━━━ SUPPLIED DATA

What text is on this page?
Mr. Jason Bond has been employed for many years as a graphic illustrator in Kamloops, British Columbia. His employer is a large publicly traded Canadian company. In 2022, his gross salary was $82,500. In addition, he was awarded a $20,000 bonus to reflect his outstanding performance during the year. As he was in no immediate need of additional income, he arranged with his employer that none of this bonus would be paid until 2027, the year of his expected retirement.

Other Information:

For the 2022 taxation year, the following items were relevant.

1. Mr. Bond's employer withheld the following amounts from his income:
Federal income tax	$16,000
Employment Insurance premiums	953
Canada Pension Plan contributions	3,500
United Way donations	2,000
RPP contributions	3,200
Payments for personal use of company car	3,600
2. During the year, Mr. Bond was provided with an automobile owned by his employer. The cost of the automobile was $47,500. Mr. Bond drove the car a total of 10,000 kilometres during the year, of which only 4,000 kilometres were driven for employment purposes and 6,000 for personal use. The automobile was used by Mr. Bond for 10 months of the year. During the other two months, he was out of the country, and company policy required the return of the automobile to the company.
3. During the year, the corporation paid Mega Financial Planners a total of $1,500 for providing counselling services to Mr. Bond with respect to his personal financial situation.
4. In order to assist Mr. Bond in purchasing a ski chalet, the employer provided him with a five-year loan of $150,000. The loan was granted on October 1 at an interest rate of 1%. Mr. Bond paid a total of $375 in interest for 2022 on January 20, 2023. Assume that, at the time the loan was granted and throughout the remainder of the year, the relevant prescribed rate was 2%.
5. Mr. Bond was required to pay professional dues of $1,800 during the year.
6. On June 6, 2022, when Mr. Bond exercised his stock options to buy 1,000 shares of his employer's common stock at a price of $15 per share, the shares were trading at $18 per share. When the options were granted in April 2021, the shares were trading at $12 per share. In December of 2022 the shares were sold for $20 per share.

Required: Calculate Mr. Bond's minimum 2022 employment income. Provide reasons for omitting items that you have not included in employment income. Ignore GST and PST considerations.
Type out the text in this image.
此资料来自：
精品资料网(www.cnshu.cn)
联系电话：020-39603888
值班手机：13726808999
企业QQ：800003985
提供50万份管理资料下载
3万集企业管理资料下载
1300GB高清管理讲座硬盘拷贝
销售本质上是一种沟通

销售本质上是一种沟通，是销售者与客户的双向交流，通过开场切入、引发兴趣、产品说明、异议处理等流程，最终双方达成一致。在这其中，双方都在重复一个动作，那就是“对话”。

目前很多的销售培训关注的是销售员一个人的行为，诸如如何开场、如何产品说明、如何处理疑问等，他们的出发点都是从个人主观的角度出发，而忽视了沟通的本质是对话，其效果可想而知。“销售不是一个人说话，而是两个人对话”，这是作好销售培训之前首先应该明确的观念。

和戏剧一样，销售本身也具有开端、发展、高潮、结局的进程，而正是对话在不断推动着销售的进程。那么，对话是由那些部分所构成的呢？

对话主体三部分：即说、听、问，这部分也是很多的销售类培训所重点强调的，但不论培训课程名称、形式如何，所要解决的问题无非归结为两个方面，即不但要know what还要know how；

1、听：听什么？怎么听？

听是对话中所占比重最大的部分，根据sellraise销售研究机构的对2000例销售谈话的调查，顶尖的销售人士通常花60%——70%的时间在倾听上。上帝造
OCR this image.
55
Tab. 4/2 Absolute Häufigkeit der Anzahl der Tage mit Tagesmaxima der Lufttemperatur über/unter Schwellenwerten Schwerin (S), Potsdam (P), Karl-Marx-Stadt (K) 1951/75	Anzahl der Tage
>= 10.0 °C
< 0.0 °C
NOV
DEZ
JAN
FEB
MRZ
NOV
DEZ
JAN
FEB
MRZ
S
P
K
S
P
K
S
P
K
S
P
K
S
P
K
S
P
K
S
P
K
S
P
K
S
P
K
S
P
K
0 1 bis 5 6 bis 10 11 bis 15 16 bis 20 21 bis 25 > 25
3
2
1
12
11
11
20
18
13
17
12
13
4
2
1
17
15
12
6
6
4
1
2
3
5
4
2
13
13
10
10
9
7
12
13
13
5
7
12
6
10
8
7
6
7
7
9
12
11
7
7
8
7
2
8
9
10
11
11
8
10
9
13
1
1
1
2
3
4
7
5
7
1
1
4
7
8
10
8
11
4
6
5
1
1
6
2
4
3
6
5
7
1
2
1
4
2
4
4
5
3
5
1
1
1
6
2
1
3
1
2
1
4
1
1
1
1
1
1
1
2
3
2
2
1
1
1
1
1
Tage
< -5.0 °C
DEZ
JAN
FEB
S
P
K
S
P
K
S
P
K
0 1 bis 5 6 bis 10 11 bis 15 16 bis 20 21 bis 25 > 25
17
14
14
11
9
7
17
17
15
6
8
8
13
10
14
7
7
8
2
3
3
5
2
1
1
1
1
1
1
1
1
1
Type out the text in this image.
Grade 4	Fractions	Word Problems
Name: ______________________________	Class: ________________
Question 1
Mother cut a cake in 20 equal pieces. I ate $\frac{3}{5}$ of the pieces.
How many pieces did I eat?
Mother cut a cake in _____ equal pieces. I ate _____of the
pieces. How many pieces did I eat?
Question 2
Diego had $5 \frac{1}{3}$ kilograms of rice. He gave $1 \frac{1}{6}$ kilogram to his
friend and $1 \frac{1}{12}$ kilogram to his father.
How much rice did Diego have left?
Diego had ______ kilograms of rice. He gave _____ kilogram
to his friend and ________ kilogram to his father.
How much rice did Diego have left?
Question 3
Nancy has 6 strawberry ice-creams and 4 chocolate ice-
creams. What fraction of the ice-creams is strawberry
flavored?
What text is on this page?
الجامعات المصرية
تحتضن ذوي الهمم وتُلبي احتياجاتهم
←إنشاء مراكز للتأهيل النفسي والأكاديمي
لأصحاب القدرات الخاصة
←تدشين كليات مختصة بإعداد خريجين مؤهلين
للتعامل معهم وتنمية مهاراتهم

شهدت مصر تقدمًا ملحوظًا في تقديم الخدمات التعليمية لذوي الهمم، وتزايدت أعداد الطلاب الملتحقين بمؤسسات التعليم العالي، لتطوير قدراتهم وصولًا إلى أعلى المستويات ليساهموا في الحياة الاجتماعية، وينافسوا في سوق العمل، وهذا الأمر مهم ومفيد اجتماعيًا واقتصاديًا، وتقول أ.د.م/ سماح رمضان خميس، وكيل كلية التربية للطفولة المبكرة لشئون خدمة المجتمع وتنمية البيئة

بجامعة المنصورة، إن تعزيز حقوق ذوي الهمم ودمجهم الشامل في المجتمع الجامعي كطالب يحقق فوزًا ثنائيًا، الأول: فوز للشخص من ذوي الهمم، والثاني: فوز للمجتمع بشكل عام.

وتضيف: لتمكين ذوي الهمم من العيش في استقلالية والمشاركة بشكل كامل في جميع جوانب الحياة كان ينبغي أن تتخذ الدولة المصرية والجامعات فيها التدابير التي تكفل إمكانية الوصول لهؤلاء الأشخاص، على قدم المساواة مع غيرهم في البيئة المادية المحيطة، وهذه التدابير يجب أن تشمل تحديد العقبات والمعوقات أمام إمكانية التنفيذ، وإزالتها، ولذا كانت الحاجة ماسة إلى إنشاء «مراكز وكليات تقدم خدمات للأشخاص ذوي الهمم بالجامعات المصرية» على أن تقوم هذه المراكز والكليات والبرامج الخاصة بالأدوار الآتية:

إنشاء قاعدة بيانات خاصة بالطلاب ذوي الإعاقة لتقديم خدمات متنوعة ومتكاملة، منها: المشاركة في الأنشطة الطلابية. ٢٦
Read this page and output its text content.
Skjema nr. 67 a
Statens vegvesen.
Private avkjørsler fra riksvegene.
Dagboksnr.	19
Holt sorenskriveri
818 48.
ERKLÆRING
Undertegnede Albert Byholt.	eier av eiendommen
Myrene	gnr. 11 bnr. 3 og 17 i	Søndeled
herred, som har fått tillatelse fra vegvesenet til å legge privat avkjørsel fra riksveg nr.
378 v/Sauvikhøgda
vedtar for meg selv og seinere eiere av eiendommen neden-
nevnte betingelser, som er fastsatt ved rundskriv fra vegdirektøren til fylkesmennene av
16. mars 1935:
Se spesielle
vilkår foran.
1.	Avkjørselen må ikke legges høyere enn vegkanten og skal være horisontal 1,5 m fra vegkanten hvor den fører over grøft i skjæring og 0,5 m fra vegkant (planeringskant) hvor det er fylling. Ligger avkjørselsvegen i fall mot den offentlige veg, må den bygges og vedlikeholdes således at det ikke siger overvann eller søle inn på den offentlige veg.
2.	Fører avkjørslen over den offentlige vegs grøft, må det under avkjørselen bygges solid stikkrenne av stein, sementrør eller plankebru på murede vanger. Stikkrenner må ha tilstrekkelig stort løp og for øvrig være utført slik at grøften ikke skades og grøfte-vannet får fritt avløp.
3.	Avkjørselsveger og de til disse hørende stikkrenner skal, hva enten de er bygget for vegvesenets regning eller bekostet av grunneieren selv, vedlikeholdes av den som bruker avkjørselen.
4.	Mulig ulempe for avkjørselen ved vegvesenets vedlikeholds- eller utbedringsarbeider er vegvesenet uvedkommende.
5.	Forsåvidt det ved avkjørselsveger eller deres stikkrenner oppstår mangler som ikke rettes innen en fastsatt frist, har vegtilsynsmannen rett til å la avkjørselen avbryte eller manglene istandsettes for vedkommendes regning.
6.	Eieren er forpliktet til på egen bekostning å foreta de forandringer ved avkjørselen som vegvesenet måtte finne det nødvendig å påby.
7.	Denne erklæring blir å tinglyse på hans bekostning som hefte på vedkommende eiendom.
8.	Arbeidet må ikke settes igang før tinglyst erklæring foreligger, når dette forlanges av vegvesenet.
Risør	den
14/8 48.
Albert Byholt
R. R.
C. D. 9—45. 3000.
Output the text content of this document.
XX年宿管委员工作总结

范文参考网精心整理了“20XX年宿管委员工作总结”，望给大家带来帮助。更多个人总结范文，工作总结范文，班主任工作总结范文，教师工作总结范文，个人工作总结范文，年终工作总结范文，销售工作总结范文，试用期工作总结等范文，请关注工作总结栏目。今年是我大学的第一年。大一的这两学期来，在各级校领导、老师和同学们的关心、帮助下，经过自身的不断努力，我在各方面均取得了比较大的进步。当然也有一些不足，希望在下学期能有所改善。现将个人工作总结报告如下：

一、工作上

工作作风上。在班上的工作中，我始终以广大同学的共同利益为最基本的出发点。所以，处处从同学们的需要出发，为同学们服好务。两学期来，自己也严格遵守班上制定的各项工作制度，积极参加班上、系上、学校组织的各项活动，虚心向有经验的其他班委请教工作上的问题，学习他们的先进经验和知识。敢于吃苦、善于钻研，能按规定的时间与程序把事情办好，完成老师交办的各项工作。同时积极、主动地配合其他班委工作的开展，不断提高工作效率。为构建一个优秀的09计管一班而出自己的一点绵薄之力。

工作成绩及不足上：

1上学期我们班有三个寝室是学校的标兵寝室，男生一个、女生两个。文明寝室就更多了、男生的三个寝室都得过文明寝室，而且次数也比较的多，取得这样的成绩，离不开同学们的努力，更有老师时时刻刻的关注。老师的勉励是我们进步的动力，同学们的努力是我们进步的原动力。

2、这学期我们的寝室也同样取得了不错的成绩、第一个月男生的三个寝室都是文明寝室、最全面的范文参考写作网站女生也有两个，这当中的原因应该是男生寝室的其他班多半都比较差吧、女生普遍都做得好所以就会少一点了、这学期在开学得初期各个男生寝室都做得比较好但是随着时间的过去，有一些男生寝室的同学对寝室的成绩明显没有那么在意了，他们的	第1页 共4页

━━━━━━

SET EXERCISE: Isolate the lines above that contain the word "friend" and copy them.

COMPLETE ANSWER:
friend and $1 \frac{1}{12}$ kilogram to his father.
to his friend and ________ kilogram to his father.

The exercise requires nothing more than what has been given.